Saved entries:
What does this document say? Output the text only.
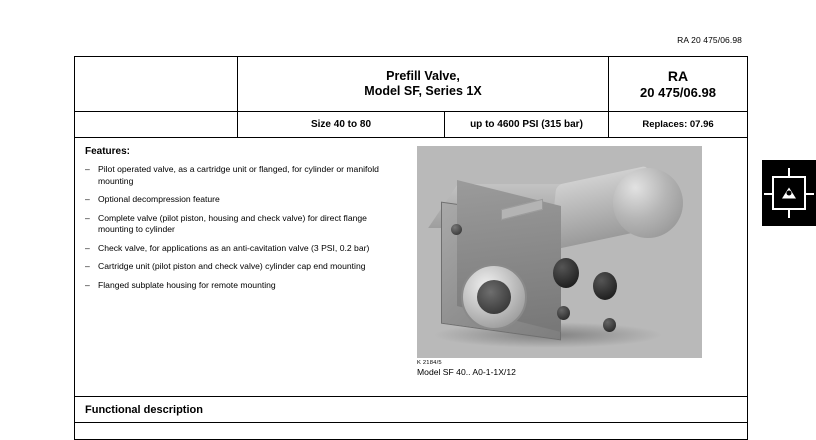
RA 20 475/06.98
Prefill Valve,
Model SF, Series 1X
RA
20 475/06.98
Size 40 to 80	up to 4600 PSI (315 bar)	Replaces: 07.96
Features:
– Pilot operated valve, as a cartridge unit or flanged, for cylinder or manifold mounting
– Optional decompression feature
– Complete valve (pilot piston, housing and check valve) for direct flange mounting to cylinder
– Check valve, for applications as an anti-cavitation valve (3 PSI, 0.2 bar)
– Cartridge unit (pilot piston and check valve) cylinder cap end mounting
– Flanged subplate housing for remote mounting
K 2184/5
Model SF 40.. A0-1-1X/12
Functional description
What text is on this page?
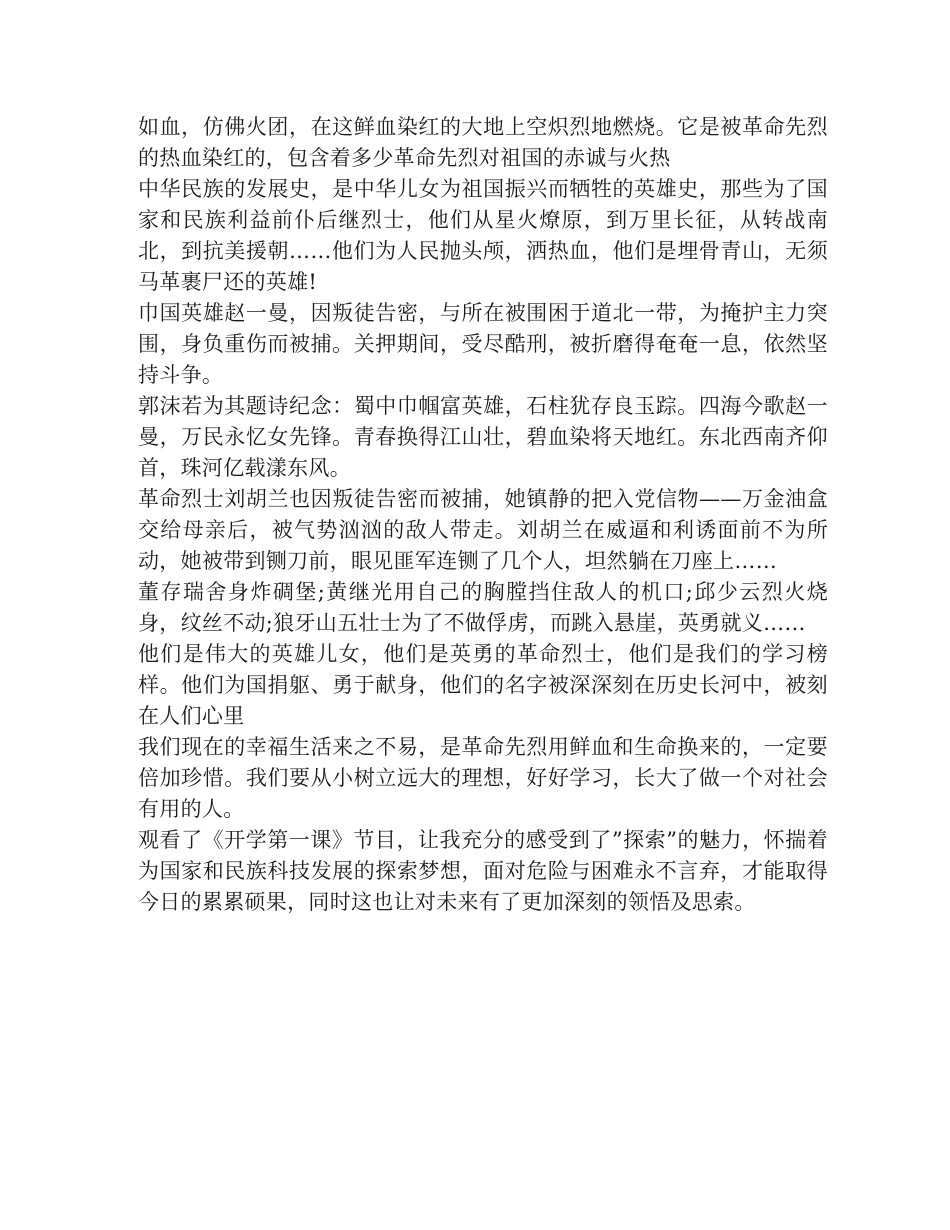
如血，仿佛火团，在这鲜血染红的大地上空炽烈地燃烧。它是被革命先烈的热血染红的，包含着多少革命先烈对祖国的赤诚与火热

中华民族的发展史，是中华儿女为祖国振兴而牺牲的英雄史，那些为了国家和民族利益前仆后继烈士，他们从星火燎原，到万里长征，从转战南北，到抗美援朝……他们为人民抛头颅，洒热血，他们是埋骨青山，无须马革裹尸还的英雄!

巾国英雄赵一曼，因叛徒告密，与所在被围困于道北一带，为掩护主力突围，身负重伤而被捕。关押期间，受尽酷刑，被折磨得奄奄一息，依然坚持斗争。

郭沫若为其题诗纪念：蜀中巾帼富英雄，石柱犹存良玉踪。四海今歌赵一曼，万民永忆女先锋。青春换得江山壮，碧血染将天地红。东北西南齐仰首，珠河亿载漾东风。

革命烈士刘胡兰也因叛徒告密而被捕，她镇静的把入党信物——万金油盒交给母亲后，被气势汹汹的敌人带走。刘胡兰在威逼和利诱面前不为所动，她被带到铡刀前，眼见匪军连铡了几个人，坦然躺在刀座上……

董存瑞舍身炸碉堡;黄继光用自己的胸膛挡住敌人的机口;邱少云烈火烧身，纹丝不动;狼牙山五壮士为了不做俘虏，而跳入悬崖，英勇就义……

他们是伟大的英雄儿女，他们是英勇的革命烈士，他们是我们的学习榜样。他们为国捐躯、勇于献身，他们的名字被深深刻在历史长河中，被刻在人们心里

我们现在的幸福生活来之不易，是革命先烈用鲜血和生命换来的，一定要倍加珍惜。我们要从小树立远大的理想，好好学习，长大了做一个对社会有用的人。

观看了《开学第一课》节目，让我充分的感受到了”探索”的魅力，怀揣着为国家和民族科技发展的探索梦想，面对危险与困难永不言弃，才能取得今日的累累硕果，同时这也让对未来有了更加深刻的领悟及思索。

**TASK DIRECTIONS**
Transcribe all of the material exactly, leaving out whatever pictures it contains.

**RESULT OF THE TASK**
What does this document say? Output the text only.
RA 20 475/06.98
Prefill Valve,
Model SF, Series 1X
RA
20 475/06.98
Size 40 to 80	up to 4600 PSI (315 bar)	Replaces: 07.96
Features:
– Pilot operated valve, as a cartridge unit or flanged, for cylinder or manifold mounting
– Optional decompression feature
– Complete valve (pilot piston, housing and check valve) for direct flange mounting to cylinder
– Check valve, for applications as an anti-cavitation valve (3 PSI, 0.2 bar)
– Cartridge unit (pilot piston and check valve) cylinder cap end mounting
– Flanged subplate housing for remote mounting
K 2184/5
Model SF 40.. A0-1-1X/12
Functional description
What text is on this page?
如血，仿佛火团，在这鲜血染红的大地上空炽烈地燃烧。它是被革命先烈的热血染红的，包含着多少革命先烈对祖国的赤诚与火热

中华民族的发展史，是中华儿女为祖国振兴而牺牲的英雄史，那些为了国家和民族利益前仆后继烈士，他们从星火燎原，到万里长征，从转战南北，到抗美援朝……他们为人民抛头颅，洒热血，他们是埋骨青山，无须马革裹尸还的英雄!

巾国英雄赵一曼，因叛徒告密，与所在被围困于道北一带，为掩护主力突围，身负重伤而被捕。关押期间，受尽酷刑，被折磨得奄奄一息，依然坚持斗争。

郭沫若为其题诗纪念：蜀中巾帼富英雄，石柱犹存良玉踪。四海今歌赵一曼，万民永忆女先锋。青春换得江山壮，碧血染将天地红。东北西南齐仰首，珠河亿载漾东风。

革命烈士刘胡兰也因叛徒告密而被捕，她镇静的把入党信物——万金油盒交给母亲后，被气势汹汹的敌人带走。刘胡兰在威逼和利诱面前不为所动，她被带到铡刀前，眼见匪军连铡了几个人，坦然躺在刀座上……

董存瑞舍身炸碉堡;黄继光用自己的胸膛挡住敌人的机口;邱少云烈火烧身，纹丝不动;狼牙山五壮士为了不做俘虏，而跳入悬崖，英勇就义……

他们是伟大的英雄儿女，他们是英勇的革命烈士，他们是我们的学习榜样。他们为国捐躯、勇于献身，他们的名字被深深刻在历史长河中，被刻在人们心里

我们现在的幸福生活来之不易，是革命先烈用鲜血和生命换来的，一定要倍加珍惜。我们要从小树立远大的理想，好好学习，长大了做一个对社会有用的人。

观看了《开学第一课》节目，让我充分的感受到了”探索”的魅力，怀揣着为国家和民族科技发展的探索梦想，面对危险与困难永不言弃，才能取得今日的累累硕果，同时这也让对未来有了更加深刻的领悟及思索。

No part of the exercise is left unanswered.